Extracted data entries:
::::::
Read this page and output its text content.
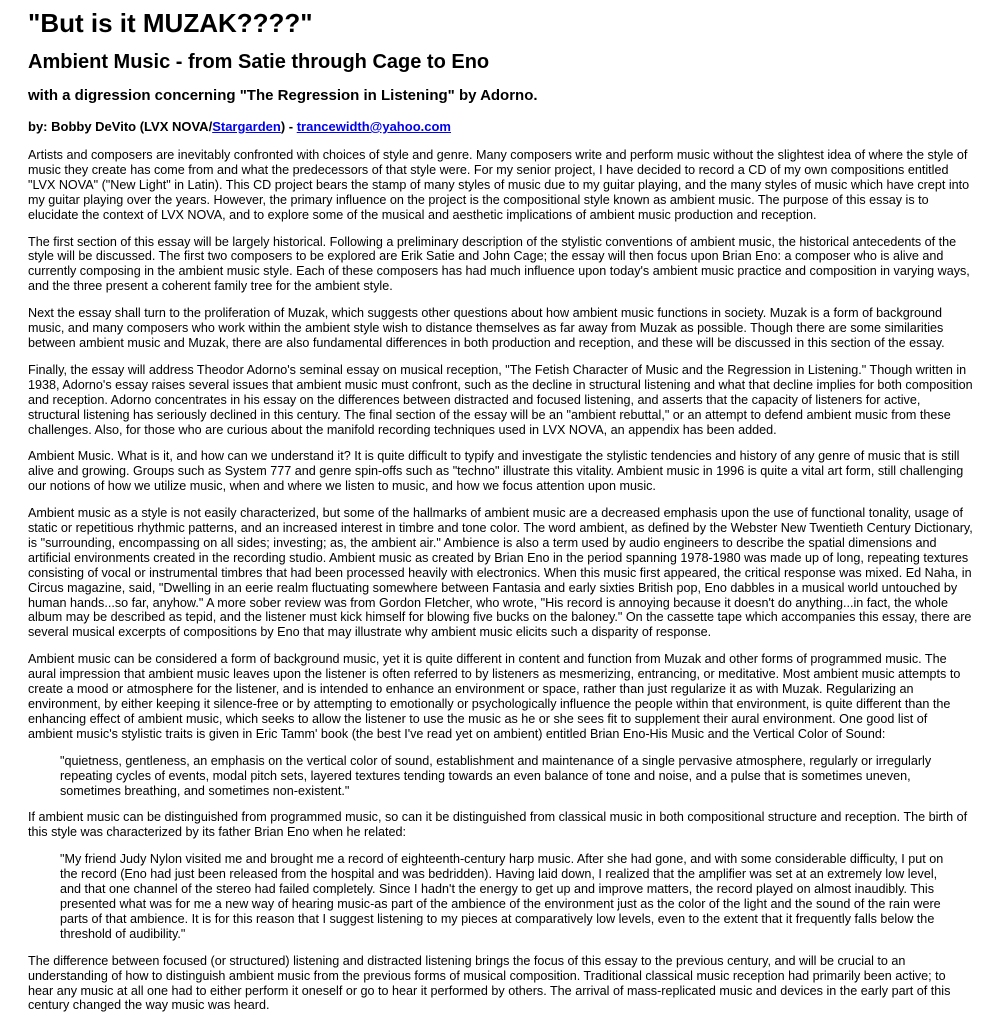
"But is it MUZAK????"
Ambient Music - from Satie through Cage to Eno
with a digression concerning "The Regression in Listening" by Adorno.
by: Bobby DeVito (LVX NOVA/Stargarden) - trancewidth@yahoo.com

Artists and composers are inevitably confronted with choices of style and genre. Many composers write and perform music without the slightest idea of where the style of music they create has come from and what the predecessors of that style were. For my senior project, I have decided to record a CD of my own compositions entitled "LVX NOVA" ("New Light" in Latin). This CD project bears the stamp of many styles of music due to my guitar playing, and the many styles of music which have crept into my guitar playing over the years. However, the primary influence on the project is the compositional style known as ambient music. The purpose of this essay is to elucidate the context of LVX NOVA, and to explore some of the musical and aesthetic implications of ambient music production and reception.

The first section of this essay will be largely historical. Following a preliminary description of the stylistic conventions of ambient music, the historical antecedents of the style will be discussed. The first two composers to be explored are Erik Satie and John Cage; the essay will then focus upon Brian Eno: a composer who is alive and currently composing in the ambient music style. Each of these composers has had much influence upon today's ambient music practice and composition in varying ways, and the three present a coherent family tree for the ambient style.

Next the essay shall turn to the proliferation of Muzak, which suggests other questions about how ambient music functions in society. Muzak is a form of background music, and many composers who work within the ambient style wish to distance themselves as far away from Muzak as possible. Though there are some similarities between ambient music and Muzak, there are also fundamental differences in both production and reception, and these will be discussed in this section of the essay.

Finally, the essay will address Theodor Adorno's seminal essay on musical reception, "The Fetish Character of Music and the Regression in Listening." Though written in 1938, Adorno's essay raises several issues that ambient music must confront, such as the decline in structural listening and what that decline implies for both composition and reception. Adorno concentrates in his essay on the differences between distracted and focused listening, and asserts that the capacity of listeners for active, structural listening has seriously declined in this century. The final section of the essay will be an "ambient rebuttal," or an attempt to defend ambient music from these challenges. Also, for those who are curious about the manifold recording techniques used in LVX NOVA, an appendix has been added.

Ambient Music. What is it, and how can we understand it? It is quite difficult to typify and investigate the stylistic tendencies and history of any genre of music that is still alive and growing. Groups such as System 777 and genre spin-offs such as "techno" illustrate this vitality. Ambient music in 1996 is quite a vital art form, still challenging our notions of how we utilize music, when and where we listen to music, and how we focus attention upon music.

Ambient music as a style is not easily characterized, but some of the hallmarks of ambient music are a decreased emphasis upon the use of functional tonality, usage of static or repetitious rhythmic patterns, and an increased interest in timbre and tone color. The word ambient, as defined by the Webster New Twentieth Century Dictionary, is "surrounding, encompassing on all sides; investing; as, the ambient air." Ambience is also a term used by audio engineers to describe the spatial dimensions and artificial environments created in the recording studio. Ambient music as created by Brian Eno in the period spanning 1978-1980 was made up of long, repeating textures consisting of vocal or instrumental timbres that had been processed heavily with electronics. When this music first appeared, the critical response was mixed. Ed Naha, in Circus magazine, said, "Dwelling in an eerie realm fluctuating somewhere between Fantasia and early sixties British pop, Eno dabbles in a musical world untouched by human hands...so far, anyhow." A more sober review was from Gordon Fletcher, who wrote, "His record is annoying because it doesn't do anything...in fact, the whole album may be described as tepid, and the listener must kick himself for blowing five bucks on the baloney." On the cassette tape which accompanies this essay, there are several musical excerpts of compositions by Eno that may illustrate why ambient music elicits such a disparity of response.

Ambient music can be considered a form of background music, yet it is quite different in content and function from Muzak and other forms of programmed music. The aural impression that ambient music leaves upon the listener is often referred to by listeners as mesmerizing, entrancing, or meditative. Most ambient music attempts to create a mood or atmosphere for the listener, and is intended to enhance an environment or space, rather than just regularize it as with Muzak. Regularizing an environment, by either keeping it silence-free or by attempting to emotionally or psychologically influence the people within that environment, is quite different than the enhancing effect of ambient music, which seeks to allow the listener to use the music as he or she sees fit to supplement their aural environment. One good list of ambient music's stylistic traits is given in Eric Tamm' book (the best I've read yet on ambient) entitled Brian Eno-His Music and the Vertical Color of Sound:

"quietness, gentleness, an emphasis on the vertical color of sound, establishment and maintenance of a single pervasive atmosphere, regularly or irregularly repeating cycles of events, modal pitch sets, layered textures tending towards an even balance of tone and noise, and a pulse that is sometimes uneven, sometimes breathing, and sometimes non-existent."

If ambient music can be distinguished from programmed music, so can it be distinguished from classical music in both compositional structure and reception. The birth of this style was characterized by its father Brian Eno when he related:

"My friend Judy Nylon visited me and brought me a record of eighteenth-century harp music. After she had gone, and with some considerable difficulty, I put on the record (Eno had just been released from the hospital and was bedridden). Having laid down, I realized that the amplifier was set at an extremely low level, and that one channel of the stereo had failed completely. Since I hadn't the energy to get up and improve matters, the record played on almost inaudibly. This presented what was for me a new way of hearing music-as part of the ambience of the environment just as the color of the light and the sound of the rain were parts of that ambience. It is for this reason that I suggest listening to my pieces at comparatively low levels, even to the extent that it frequently falls below the threshold of audibility."

The difference between focused (or structured) listening and distracted listening brings the focus of this essay to the previous century, and will be crucial to an understanding of how to distinguish ambient music from the previous forms of musical composition. Traditional classical music reception had primarily been active; to hear any music at all one had to either perform it oneself or go to hear it performed by others. The arrival of mass-replicated music and devices in the early part of this century changed the way music was heard.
::::::
◆ Exercise requirements
Repeat verbatim all the material, but not the pictures.

◆ Result of this exercise
Read this page and output its text content.
"But is it MUZAK????"
Ambient Music - from Satie through Cage to Eno
with a digression concerning "The Regression in Listening" by Adorno.
by: Bobby DeVito (LVX NOVA/Stargarden) - trancewidth@yahoo.com

Artists and composers are inevitably confronted with choices of style and genre. Many composers write and perform music without the slightest idea of where the style of music they create has come from and what the predecessors of that style were. For my senior project, I have decided to record a CD of my own compositions entitled "LVX NOVA" ("New Light" in Latin). This CD project bears the stamp of many styles of music due to my guitar playing, and the many styles of music which have crept into my guitar playing over the years. However, the primary influence on the project is the compositional style known as ambient music. The purpose of this essay is to elucidate the context of LVX NOVA, and to explore some of the musical and aesthetic implications of ambient music production and reception.

The first section of this essay will be largely historical. Following a preliminary description of the stylistic conventions of ambient music, the historical antecedents of the style will be discussed. The first two composers to be explored are Erik Satie and John Cage; the essay will then focus upon Brian Eno: a composer who is alive and currently composing in the ambient music style. Each of these composers has had much influence upon today's ambient music practice and composition in varying ways, and the three present a coherent family tree for the ambient style.

Next the essay shall turn to the proliferation of Muzak, which suggests other questions about how ambient music functions in society. Muzak is a form of background music, and many composers who work within the ambient style wish to distance themselves as far away from Muzak as possible. Though there are some similarities between ambient music and Muzak, there are also fundamental differences in both production and reception, and these will be discussed in this section of the essay.

Finally, the essay will address Theodor Adorno's seminal essay on musical reception, "The Fetish Character of Music and the Regression in Listening." Though written in 1938, Adorno's essay raises several issues that ambient music must confront, such as the decline in structural listening and what that decline implies for both composition and reception. Adorno concentrates in his essay on the differences between distracted and focused listening, and asserts that the capacity of listeners for active, structural listening has seriously declined in this century. The final section of the essay will be an "ambient rebuttal," or an attempt to defend ambient music from these challenges. Also, for those who are curious about the manifold recording techniques used in LVX NOVA, an appendix has been added.

Ambient Music. What is it, and how can we understand it? It is quite difficult to typify and investigate the stylistic tendencies and history of any genre of music that is still alive and growing. Groups such as System 777 and genre spin-offs such as "techno" illustrate this vitality. Ambient music in 1996 is quite a vital art form, still challenging our notions of how we utilize music, when and where we listen to music, and how we focus attention upon music.

Ambient music as a style is not easily characterized, but some of the hallmarks of ambient music are a decreased emphasis upon the use of functional tonality, usage of static or repetitious rhythmic patterns, and an increased interest in timbre and tone color. The word ambient, as defined by the Webster New Twentieth Century Dictionary, is "surrounding, encompassing on all sides; investing; as, the ambient air." Ambience is also a term used by audio engineers to describe the spatial dimensions and artificial environments created in the recording studio. Ambient music as created by Brian Eno in the period spanning 1978-1980 was made up of long, repeating textures consisting of vocal or instrumental timbres that had been processed heavily with electronics. When this music first appeared, the critical response was mixed. Ed Naha, in Circus magazine, said, "Dwelling in an eerie realm fluctuating somewhere between Fantasia and early sixties British pop, Eno dabbles in a musical world untouched by human hands...so far, anyhow." A more sober review was from Gordon Fletcher, who wrote, "His record is annoying because it doesn't do anything...in fact, the whole album may be described as tepid, and the listener must kick himself for blowing five bucks on the baloney." On the cassette tape which accompanies this essay, there are several musical excerpts of compositions by Eno that may illustrate why ambient music elicits such a disparity of response.

Ambient music can be considered a form of background music, yet it is quite different in content and function from Muzak and other forms of programmed music. The aural impression that ambient music leaves upon the listener is often referred to by listeners as mesmerizing, entrancing, or meditative. Most ambient music attempts to create a mood or atmosphere for the listener, and is intended to enhance an environment or space, rather than just regularize it as with Muzak. Regularizing an environment, by either keeping it silence-free or by attempting to emotionally or psychologically influence the people within that environment, is quite different than the enhancing effect of ambient music, which seeks to allow the listener to use the music as he or she sees fit to supplement their aural environment. One good list of ambient music's stylistic traits is given in Eric Tamm' book (the best I've read yet on ambient) entitled Brian Eno-His Music and the Vertical Color of Sound:

"quietness, gentleness, an emphasis on the vertical color of sound, establishment and maintenance of a single pervasive atmosphere, regularly or irregularly repeating cycles of events, modal pitch sets, layered textures tending towards an even balance of tone and noise, and a pulse that is sometimes uneven, sometimes breathing, and sometimes non-existent."

If ambient music can be distinguished from programmed music, so can it be distinguished from classical music in both compositional structure and reception. The birth of this style was characterized by its father Brian Eno when he related:

"My friend Judy Nylon visited me and brought me a record of eighteenth-century harp music. After she had gone, and with some considerable difficulty, I put on the record (Eno had just been released from the hospital and was bedridden). Having laid down, I realized that the amplifier was set at an extremely low level, and that one channel of the stereo had failed completely. Since I hadn't the energy to get up and improve matters, the record played on almost inaudibly. This presented what was for me a new way of hearing music-as part of the ambience of the environment just as the color of the light and the sound of the rain were parts of that ambience. It is for this reason that I suggest listening to my pieces at comparatively low levels, even to the extent that it frequently falls below the threshold of audibility."

The difference between focused (or structured) listening and distracted listening brings the focus of this essay to the previous century, and will be crucial to an understanding of how to distinguish ambient music from the previous forms of musical composition. Traditional classical music reception had primarily been active; to hear any music at all one had to either perform it oneself or go to hear it performed by others. The arrival of mass-replicated music and devices in the early part of this century changed the way music was heard.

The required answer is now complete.